Extracted data
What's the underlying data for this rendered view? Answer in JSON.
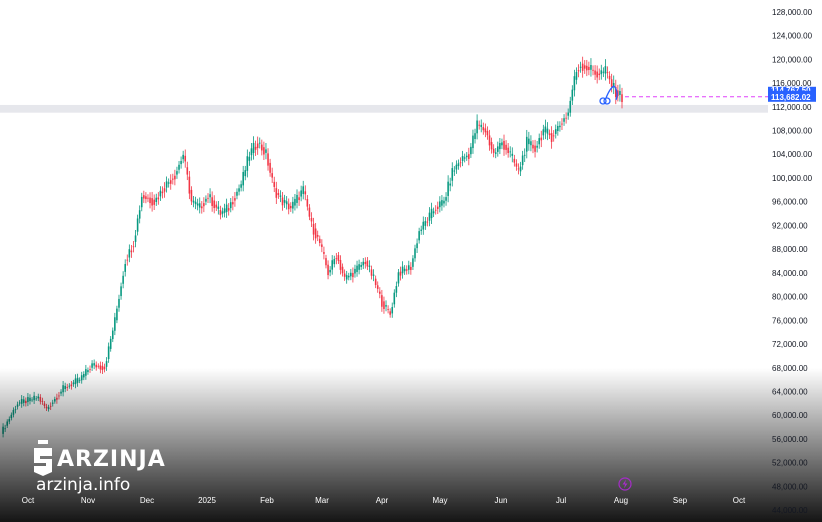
{
  "brand": {
    "name": "ARZINJA",
    "url": "arzinja.info",
    "logo_icon": "arzinja-s-logo-icon"
  },
  "colors": {
    "up": "#089981",
    "down": "#f23645",
    "zone": "#d1d4dc",
    "price_line": "#e040fb",
    "label_bg": "#2962ff",
    "marker": "#2962ff"
  },
  "markers": {
    "lightning_icon": "lightning-icon"
  },
  "chart_data": {
    "type": "candlestick",
    "y_axis": {
      "position": "right",
      "min": 42000,
      "max": 130000,
      "ticks": [
        "128,000.00",
        "124,000.00",
        "120,000.00",
        "116,000.00",
        "112,000.00",
        "108,000.00",
        "104,000.00",
        "100,000.00",
        "96,000.00",
        "92,000.00",
        "88,000.00",
        "84,000.00",
        "80,000.00",
        "76,000.00",
        "72,000.00",
        "68,000.00",
        "64,000.00",
        "60,000.00",
        "56,000.00",
        "52,000.00",
        "48,000.00",
        "44,000.00"
      ]
    },
    "x_axis": {
      "ticks": [
        "Oct",
        "Nov",
        "Dec",
        "2025",
        "Feb",
        "Mar",
        "Apr",
        "May",
        "Jun",
        "Jul",
        "Aug",
        "Sep",
        "Oct"
      ]
    },
    "current_price": 113682.02,
    "current_price_label": "113,682.02",
    "hidden_price_label": "114,767.50",
    "support_zone": [
      111000,
      112300
    ],
    "anchors": [
      [
        0,
        57000
      ],
      [
        8,
        62000
      ],
      [
        18,
        63000
      ],
      [
        22,
        61000
      ],
      [
        30,
        64500
      ],
      [
        38,
        66000
      ],
      [
        44,
        68500
      ],
      [
        50,
        68000
      ],
      [
        55,
        76000
      ],
      [
        60,
        86000
      ],
      [
        64,
        89000
      ],
      [
        68,
        97000
      ],
      [
        74,
        96000
      ],
      [
        80,
        99000
      ],
      [
        84,
        100500
      ],
      [
        88,
        104000
      ],
      [
        92,
        96000
      ],
      [
        96,
        95000
      ],
      [
        100,
        97000
      ],
      [
        106,
        94000
      ],
      [
        110,
        95000
      ],
      [
        116,
        99000
      ],
      [
        120,
        104000
      ],
      [
        124,
        106000
      ],
      [
        128,
        104000
      ],
      [
        132,
        98000
      ],
      [
        136,
        96000
      ],
      [
        140,
        95000
      ],
      [
        146,
        98000
      ],
      [
        150,
        92000
      ],
      [
        154,
        89000
      ],
      [
        158,
        84000
      ],
      [
        162,
        87000
      ],
      [
        166,
        83000
      ],
      [
        170,
        84000
      ],
      [
        176,
        86000
      ],
      [
        180,
        83000
      ],
      [
        184,
        79000
      ],
      [
        188,
        77000
      ],
      [
        192,
        84000
      ],
      [
        198,
        85000
      ],
      [
        202,
        91000
      ],
      [
        206,
        93000
      ],
      [
        210,
        95000
      ],
      [
        214,
        96000
      ],
      [
        218,
        101000
      ],
      [
        222,
        103000
      ],
      [
        226,
        104000
      ],
      [
        230,
        109000
      ],
      [
        234,
        108000
      ],
      [
        238,
        104000
      ],
      [
        242,
        106000
      ],
      [
        246,
        104000
      ],
      [
        250,
        101000
      ],
      [
        254,
        106000
      ],
      [
        258,
        105000
      ],
      [
        262,
        108000
      ],
      [
        266,
        107000
      ],
      [
        270,
        109000
      ],
      [
        274,
        111000
      ],
      [
        276,
        115000
      ],
      [
        278,
        118000
      ],
      [
        280,
        119000
      ],
      [
        284,
        118500
      ],
      [
        288,
        117500
      ],
      [
        292,
        118000
      ],
      [
        296,
        115000
      ],
      [
        300,
        113500
      ]
    ],
    "x_start": "2024-09-15"
  }
}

Set task
Every entry must be reproduced exactly, with the images left out.

Task answer
What's the underlying data for this rendered view? Answer in JSON.
{
  "brand": {
    "name": "ARZINJA",
    "url": "arzinja.info",
    "logo_icon": "arzinja-s-logo-icon"
  },
  "colors": {
    "up": "#089981",
    "down": "#f23645",
    "zone": "#d1d4dc",
    "price_line": "#e040fb",
    "label_bg": "#2962ff",
    "marker": "#2962ff"
  },
  "markers": {
    "lightning_icon": "lightning-icon"
  },
  "chart_data": {
    "type": "candlestick",
    "y_axis": {
      "position": "right",
      "min": 42000,
      "max": 130000,
      "ticks": [
        "128,000.00",
        "124,000.00",
        "120,000.00",
        "116,000.00",
        "112,000.00",
        "108,000.00",
        "104,000.00",
        "100,000.00",
        "96,000.00",
        "92,000.00",
        "88,000.00",
        "84,000.00",
        "80,000.00",
        "76,000.00",
        "72,000.00",
        "68,000.00",
        "64,000.00",
        "60,000.00",
        "56,000.00",
        "52,000.00",
        "48,000.00",
        "44,000.00"
      ]
    },
    "x_axis": {
      "ticks": [
        "Oct",
        "Nov",
        "Dec",
        "2025",
        "Feb",
        "Mar",
        "Apr",
        "May",
        "Jun",
        "Jul",
        "Aug",
        "Sep",
        "Oct"
      ]
    },
    "current_price": 113682.02,
    "current_price_label": "113,682.02",
    "hidden_price_label": "114,767.50",
    "support_zone": [
      111000,
      112300
    ],
    "anchors": [
      [
        0,
        57000
      ],
      [
        8,
        62000
      ],
      [
        18,
        63000
      ],
      [
        22,
        61000
      ],
      [
        30,
        64500
      ],
      [
        38,
        66000
      ],
      [
        44,
        68500
      ],
      [
        50,
        68000
      ],
      [
        55,
        76000
      ],
      [
        60,
        86000
      ],
      [
        64,
        89000
      ],
      [
        68,
        97000
      ],
      [
        74,
        96000
      ],
      [
        80,
        99000
      ],
      [
        84,
        100500
      ],
      [
        88,
        104000
      ],
      [
        92,
        96000
      ],
      [
        96,
        95000
      ],
      [
        100,
        97000
      ],
      [
        106,
        94000
      ],
      [
        110,
        95000
      ],
      [
        116,
        99000
      ],
      [
        120,
        104000
      ],
      [
        124,
        106000
      ],
      [
        128,
        104000
      ],
      [
        132,
        98000
      ],
      [
        136,
        96000
      ],
      [
        140,
        95000
      ],
      [
        146,
        98000
      ],
      [
        150,
        92000
      ],
      [
        154,
        89000
      ],
      [
        158,
        84000
      ],
      [
        162,
        87000
      ],
      [
        166,
        83000
      ],
      [
        170,
        84000
      ],
      [
        176,
        86000
      ],
      [
        180,
        83000
      ],
      [
        184,
        79000
      ],
      [
        188,
        77000
      ],
      [
        192,
        84000
      ],
      [
        198,
        85000
      ],
      [
        202,
        91000
      ],
      [
        206,
        93000
      ],
      [
        210,
        95000
      ],
      [
        214,
        96000
      ],
      [
        218,
        101000
      ],
      [
        222,
        103000
      ],
      [
        226,
        104000
      ],
      [
        230,
        109000
      ],
      [
        234,
        108000
      ],
      [
        238,
        104000
      ],
      [
        242,
        106000
      ],
      [
        246,
        104000
      ],
      [
        250,
        101000
      ],
      [
        254,
        106000
      ],
      [
        258,
        105000
      ],
      [
        262,
        108000
      ],
      [
        266,
        107000
      ],
      [
        270,
        109000
      ],
      [
        274,
        111000
      ],
      [
        276,
        115000
      ],
      [
        278,
        118000
      ],
      [
        280,
        119000
      ],
      [
        284,
        118500
      ],
      [
        288,
        117500
      ],
      [
        292,
        118000
      ],
      [
        296,
        115000
      ],
      [
        300,
        113500
      ]
    ],
    "x_start": "2024-09-15"
  }
}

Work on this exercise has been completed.